--- begin ---

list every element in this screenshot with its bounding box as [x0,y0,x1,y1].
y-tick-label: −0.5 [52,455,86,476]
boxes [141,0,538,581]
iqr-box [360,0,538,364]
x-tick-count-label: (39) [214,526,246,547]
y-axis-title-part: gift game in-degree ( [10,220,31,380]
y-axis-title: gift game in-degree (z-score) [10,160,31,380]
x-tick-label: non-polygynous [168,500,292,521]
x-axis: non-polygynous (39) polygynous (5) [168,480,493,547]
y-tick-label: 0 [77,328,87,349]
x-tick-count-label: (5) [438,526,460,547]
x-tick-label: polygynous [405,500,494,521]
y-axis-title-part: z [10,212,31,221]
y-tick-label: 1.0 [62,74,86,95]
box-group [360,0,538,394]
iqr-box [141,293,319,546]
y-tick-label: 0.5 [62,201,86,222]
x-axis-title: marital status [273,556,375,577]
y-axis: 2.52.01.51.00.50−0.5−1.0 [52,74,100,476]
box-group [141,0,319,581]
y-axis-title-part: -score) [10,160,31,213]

--- end ---

Please reproduce the entries above with "gift game" swapped for "sharing game" wherever it occurs, changing nothing else.

Exercise solution:
list every element in this screenshot with its bounding box as [x0,y0,x1,y1].
y-tick-label: −0.5 [52,455,86,476]
boxes [141,0,538,581]
iqr-box [360,0,538,364]
x-tick-count-label: (39) [214,526,246,547]
y-axis-title-part: sharing game in-degree ( [10,220,31,380]
y-axis-title: sharing game in-degree (z-score) [10,160,31,380]
x-tick-label: non-polygynous [168,500,292,521]
x-axis: non-polygynous (39) polygynous (5) [168,480,493,547]
y-tick-label: 0 [77,328,87,349]
x-tick-count-label: (5) [438,526,460,547]
x-tick-label: polygynous [405,500,494,521]
y-axis-title-part: z [10,212,31,221]
y-tick-label: 1.0 [62,74,86,95]
box-group [360,0,538,394]
iqr-box [141,293,319,546]
y-tick-label: 0.5 [62,201,86,222]
x-axis-title: marital status [273,556,375,577]
y-axis: 2.52.01.51.00.50−0.5−1.0 [52,74,100,476]
box-group [141,0,319,581]
y-axis-title-part: -score) [10,160,31,213]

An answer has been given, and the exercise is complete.